Given problem.
What is needed is the run of lines from the one with "Serialize everything readable" through the close of the data, set down exactly.

Data entries.
○ ○ ○ ○ ○
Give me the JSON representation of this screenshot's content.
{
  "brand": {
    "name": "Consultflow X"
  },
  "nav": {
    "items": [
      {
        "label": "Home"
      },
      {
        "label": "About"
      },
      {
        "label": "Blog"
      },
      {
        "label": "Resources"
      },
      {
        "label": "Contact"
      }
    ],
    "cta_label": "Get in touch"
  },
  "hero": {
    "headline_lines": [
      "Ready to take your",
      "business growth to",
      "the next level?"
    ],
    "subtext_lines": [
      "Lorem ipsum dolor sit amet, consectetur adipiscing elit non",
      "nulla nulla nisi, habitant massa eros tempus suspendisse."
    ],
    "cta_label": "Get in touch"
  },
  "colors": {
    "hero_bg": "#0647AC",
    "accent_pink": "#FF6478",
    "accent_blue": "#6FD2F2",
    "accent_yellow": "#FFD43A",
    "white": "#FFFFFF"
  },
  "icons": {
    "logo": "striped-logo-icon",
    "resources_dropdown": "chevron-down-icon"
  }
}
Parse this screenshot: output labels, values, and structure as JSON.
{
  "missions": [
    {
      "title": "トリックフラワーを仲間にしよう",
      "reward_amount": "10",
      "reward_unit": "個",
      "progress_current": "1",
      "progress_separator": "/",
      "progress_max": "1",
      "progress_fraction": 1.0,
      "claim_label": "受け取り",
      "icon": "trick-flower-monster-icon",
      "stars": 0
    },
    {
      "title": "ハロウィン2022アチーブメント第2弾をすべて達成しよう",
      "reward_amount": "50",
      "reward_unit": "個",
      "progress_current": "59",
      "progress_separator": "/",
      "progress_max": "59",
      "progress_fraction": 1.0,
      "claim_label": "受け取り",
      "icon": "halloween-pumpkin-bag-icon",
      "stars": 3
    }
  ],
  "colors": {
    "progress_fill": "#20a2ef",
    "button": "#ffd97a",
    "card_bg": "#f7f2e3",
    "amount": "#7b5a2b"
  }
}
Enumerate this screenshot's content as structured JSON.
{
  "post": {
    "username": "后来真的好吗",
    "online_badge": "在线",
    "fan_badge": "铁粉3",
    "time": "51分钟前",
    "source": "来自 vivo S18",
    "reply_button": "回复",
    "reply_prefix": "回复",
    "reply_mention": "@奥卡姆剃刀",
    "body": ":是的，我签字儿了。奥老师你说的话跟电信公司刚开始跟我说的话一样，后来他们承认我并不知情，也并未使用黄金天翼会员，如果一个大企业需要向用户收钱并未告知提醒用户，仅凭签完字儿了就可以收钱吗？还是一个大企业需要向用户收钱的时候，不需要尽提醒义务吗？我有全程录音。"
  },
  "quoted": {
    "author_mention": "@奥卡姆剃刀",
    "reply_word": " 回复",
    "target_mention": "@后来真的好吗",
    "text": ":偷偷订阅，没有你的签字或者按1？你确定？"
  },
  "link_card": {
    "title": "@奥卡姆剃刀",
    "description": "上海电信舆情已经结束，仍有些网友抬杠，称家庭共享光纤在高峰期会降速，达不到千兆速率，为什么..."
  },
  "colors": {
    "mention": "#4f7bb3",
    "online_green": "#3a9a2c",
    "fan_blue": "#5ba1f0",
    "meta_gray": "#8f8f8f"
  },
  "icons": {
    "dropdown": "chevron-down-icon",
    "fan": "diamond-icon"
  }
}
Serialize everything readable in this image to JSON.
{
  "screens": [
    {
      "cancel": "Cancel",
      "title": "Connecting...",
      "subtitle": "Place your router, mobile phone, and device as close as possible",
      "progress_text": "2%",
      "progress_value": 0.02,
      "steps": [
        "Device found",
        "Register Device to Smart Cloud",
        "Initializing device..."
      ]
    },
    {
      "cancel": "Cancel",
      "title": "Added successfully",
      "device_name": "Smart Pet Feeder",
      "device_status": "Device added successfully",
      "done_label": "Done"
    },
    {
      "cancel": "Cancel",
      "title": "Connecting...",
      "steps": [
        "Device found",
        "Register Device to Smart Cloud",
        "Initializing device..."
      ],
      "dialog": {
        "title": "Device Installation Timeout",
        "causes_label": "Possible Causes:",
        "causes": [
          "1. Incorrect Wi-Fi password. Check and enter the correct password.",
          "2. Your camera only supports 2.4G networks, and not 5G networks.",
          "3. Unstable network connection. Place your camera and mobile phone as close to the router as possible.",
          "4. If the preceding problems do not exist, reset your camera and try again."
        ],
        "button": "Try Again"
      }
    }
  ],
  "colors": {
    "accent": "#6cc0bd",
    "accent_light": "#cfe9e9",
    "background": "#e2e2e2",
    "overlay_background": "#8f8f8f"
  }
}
○ ○ ○ ○ ○
Solution to this problem.
Serialize everything readable in this image to JSON.
{
  "screens": [
    {
      "cancel": "Cancel",
      "title": "Connecting...",
      "subtitle": "Place your router, mobile phone, and device as close as possible",
      "progress_text": "2%",
      "progress_value": 0.02,
      "steps": [
        "Device found",
        "Register Device to Smart Cloud",
        "Initializing device..."
      ]
    },
    {
      "cancel": "Cancel",
      "title": "Added successfully",
      "device_name": "Smart Pet Feeder",
      "device_status": "Device added successfully",
      "done_label": "Done"
    },
    {
      "cancel": "Cancel",
      "title": "Connecting...",
      "steps": [
        "Device found",
        "Register Device to Smart Cloud",
        "Initializing device..."
      ],
      "dialog": {
        "title": "Device Installation Timeout",
        "causes_label": "Possible Causes:",
        "causes": [
          "1. Incorrect Wi-Fi password. Check and enter the correct password.",
          "2. Your camera only supports 2.4G networks, and not 5G networks.",
          "3. Unstable network connection. Place your camera and mobile phone as close to the router as possible.",
          "4. If the preceding problems do not exist, reset your camera and try again."
        ],
        "button": "Try Again"
      }
    }
  ],
  "colors": {
    "accent": "#6cc0bd",
    "accent_light": "#cfe9e9",
    "background": "#e2e2e2",
    "overlay_background": "#8f8f8f"
  }
}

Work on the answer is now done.